### Excerpt provided

--

Friday, November 12, 2021

WJ site, Kaag's "American Philosophy: A Love Story"

 Here's a terrific legacy site devoted to William James's philosophy...

 

See also: Internet Encyclopedia of Philosophy, Stanford Encyclopedia of Philosophy, Philosophy pages...

Questions Nov 15/16

 K ch1; WJ, The Dilemma of Determinism

1. Calvinism set out, for Henry James Sr., what impossible task?

2. Kaag thinks the Civil War gave WJ his first intimation that what?

3. WJ's entire life had been premised on what expectation?

4. What did WJ say (in 1906, to H.G. Wells) about "SUCCESS"?

5. What Stoic hope did young WJ share with his friend Tom Ward?

6. What thought seeded "the dilemma of determinism" for WJ?

7. As WJ explicated determinism in 1884, the future has no what?

8. WJ found what in Huxley's evolutionary materialism alarming?

9. Determinism has antipathy to the idea of what?

10. To the "sick soul," what seems blind and shallow?



Wm James Hall 

Map of William James's Cambridge... 

  • Do you feel more resentful or grateful to have been "thrown" into the world? 11
  • Do you agree with Jennifer Michael Hecht? “None of us can truly know what we mean to other people, and none of us can know what our future self will experience. History and philosophy ask us to remember these mysteries, to look around at friends, family, humanity, at the surprises life brings — the endless possibilities that living offers — and to persevere. There is love and insight to live for, bright moments to cherish, and even the possibility of happiness, and the chance of helping someone else through his or her own troubles. Know that people, through history and today, understand how much courage it takes to stay. Bear witness to the night side of being human and the bravery it entails, and wait for the sun. If we meditate on the record of human wisdom we may find there reason enough to persist and find our way back to happiness. The first step is to consider the arguments and evidence and choose to stay. After that, anything may happen. First, choose to stay.” Stay: A History of Suicide and the Arguments Against It by Jennifer Michael Hecht

  • Does Calvinism "set out an impossible task"? 13
  • Do you agree with WJ's father about "the point of life"?

--

### What you will do
(a) Please summarize the William James post in two sentences.
(b) Continue the William James post from its last line.
You won't need the material that follows the William James post.

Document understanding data

--

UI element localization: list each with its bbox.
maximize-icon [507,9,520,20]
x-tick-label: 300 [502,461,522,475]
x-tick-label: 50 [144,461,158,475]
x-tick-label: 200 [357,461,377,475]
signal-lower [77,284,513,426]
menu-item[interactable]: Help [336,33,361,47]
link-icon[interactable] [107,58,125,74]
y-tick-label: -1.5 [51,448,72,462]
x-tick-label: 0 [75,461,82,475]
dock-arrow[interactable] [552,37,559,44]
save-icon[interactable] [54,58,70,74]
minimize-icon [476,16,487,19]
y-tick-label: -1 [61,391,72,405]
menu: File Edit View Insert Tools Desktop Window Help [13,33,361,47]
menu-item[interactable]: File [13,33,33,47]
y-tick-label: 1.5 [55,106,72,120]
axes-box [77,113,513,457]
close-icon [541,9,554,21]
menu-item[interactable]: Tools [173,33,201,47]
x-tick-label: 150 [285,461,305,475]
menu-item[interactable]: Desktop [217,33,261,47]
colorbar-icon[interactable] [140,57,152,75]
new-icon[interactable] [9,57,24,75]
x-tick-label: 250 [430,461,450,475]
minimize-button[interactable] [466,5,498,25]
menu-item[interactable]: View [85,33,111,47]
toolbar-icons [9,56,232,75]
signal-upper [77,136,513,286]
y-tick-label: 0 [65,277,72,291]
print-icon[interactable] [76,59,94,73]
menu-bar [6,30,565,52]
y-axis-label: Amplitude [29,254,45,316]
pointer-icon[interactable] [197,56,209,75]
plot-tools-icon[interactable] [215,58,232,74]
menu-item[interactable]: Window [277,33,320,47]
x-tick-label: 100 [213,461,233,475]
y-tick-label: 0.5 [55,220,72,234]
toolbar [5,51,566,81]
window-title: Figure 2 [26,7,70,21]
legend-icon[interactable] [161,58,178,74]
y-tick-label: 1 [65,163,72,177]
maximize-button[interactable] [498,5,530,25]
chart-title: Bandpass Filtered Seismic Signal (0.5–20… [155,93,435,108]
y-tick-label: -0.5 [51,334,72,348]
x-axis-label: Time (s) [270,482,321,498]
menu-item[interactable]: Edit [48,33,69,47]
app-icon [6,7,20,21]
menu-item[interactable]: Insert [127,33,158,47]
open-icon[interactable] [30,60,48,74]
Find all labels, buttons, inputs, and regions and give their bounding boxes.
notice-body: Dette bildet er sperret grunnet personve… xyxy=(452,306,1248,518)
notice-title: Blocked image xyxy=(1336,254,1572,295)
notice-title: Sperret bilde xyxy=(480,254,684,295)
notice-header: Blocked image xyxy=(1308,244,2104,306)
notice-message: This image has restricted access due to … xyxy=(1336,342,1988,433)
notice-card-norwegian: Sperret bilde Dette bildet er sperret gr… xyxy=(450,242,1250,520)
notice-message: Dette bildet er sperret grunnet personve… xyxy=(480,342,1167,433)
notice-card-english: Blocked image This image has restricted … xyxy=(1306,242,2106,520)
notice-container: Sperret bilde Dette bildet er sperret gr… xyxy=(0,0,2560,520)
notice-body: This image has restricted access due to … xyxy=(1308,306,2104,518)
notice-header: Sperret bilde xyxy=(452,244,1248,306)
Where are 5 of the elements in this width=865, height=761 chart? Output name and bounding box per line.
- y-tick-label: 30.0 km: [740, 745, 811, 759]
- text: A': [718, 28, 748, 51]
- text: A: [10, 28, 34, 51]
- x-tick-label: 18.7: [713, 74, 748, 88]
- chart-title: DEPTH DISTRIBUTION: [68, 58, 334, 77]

--

### Your written answers
(a) The post, dated Friday, November 12, 2021, points to a legacy site devoted to William James's philosophy and lists study questions for November 15/16 on "K ch1" and WJ's "The Dilemma of Determinism." It also poses discussion prompts, such as whether Calvinism "set out an impossible task," and quotes Jennifer Michael Hecht's plea to "choose to stay."

(b)
  • Can there be a constructive, non-violent "moral equivalent of war"? 21
  • Do you agree with James about "our national disease"? 22
  • Would it be bad if all your wishes "were fulfilled as soon as they arose"? 23
  • Was "Mark" right about the three parts of a person? 26
  • If there's no "soul" is determinism true? 28
  • If humans are animals, do we have no soul? 31
  • Were Nietzsche and Buber right about suicide? 34-5
  • Are you one of the lucky "once-born"? Does that make you "blind and shallow"? 40
  • If we possess free will, would it be wrong to insist on a coercive demonstration that we do? DD 566
  • Do you believe you regularly experience opportunities to really choose between alternative futures? Could you decide, for instance, to take an alternate route home from school today? 573
  • Are some regrets appropriate and unavoidable? 577
  • Does determinism define our universe as one in which it is impossible to close the gap between how things are and how they ought to be? 578
  • Which is better, pessimism or subjectivism? 584f.
  • Does life lose zest and excitement, if things were foredoomed and settled long ago? 594
==

LISTEN (11.4.21). The World Series may be over, but "radical evil gets its innings" still (wrote William James in the "Sick Soul" chapter of Varieties of Religious Experience). That's what's really at stake in the free will-determinism debate: whether we'll get ours, and have a shot at amelioration. 

William's philosophy was, among other things, the working-out of a strategy to prolong the game and not surrender to fated failure. Determinism as he understood it is the functional equivalent of a rainout that cancels the game and gives the win to the evil visitors. The home team doesn't even get another chance to score and maybe walk off with winged victory.

And, William's philosophy was a quest for real success in living, not the squalid, fake, morally-flabby cash-value form he diagnosed as our national disease in a 1906 letter to H.G.Wells ("the moral flabbiness born of the exclusive worship of the bitch-goddess SUCCESS. That with the squalid cash interpretation put on the word success is our national disease")... (continues)
==

 

Sick Souls, Healthy Minds: How William James Can Save Your Life

by John Kaag (author of American Philosophy: A Love Story and Hiking with Nietzsche)


In 1895, William James, the father of American philosophy, delivered a lecture entitled "Is Life Worth Living?" It was no theoretical question for James, who had contemplated suicide during an existential crisis as a young man a quarter century earlier. Indeed, as John Kaag writes, "James's entire philosophy, from beginning to end, was geared to save a life, his life"--and that's why it just might be able to save yours, too. Sick Souls, Healthy Minds is a compelling introduction to James's life and thought that shows why the founder of pragmatism and empirical psychology--and an inspiration for Alcoholics Anonymous--can still speak so directly and profoundly to anyone struggling to make a life worth living.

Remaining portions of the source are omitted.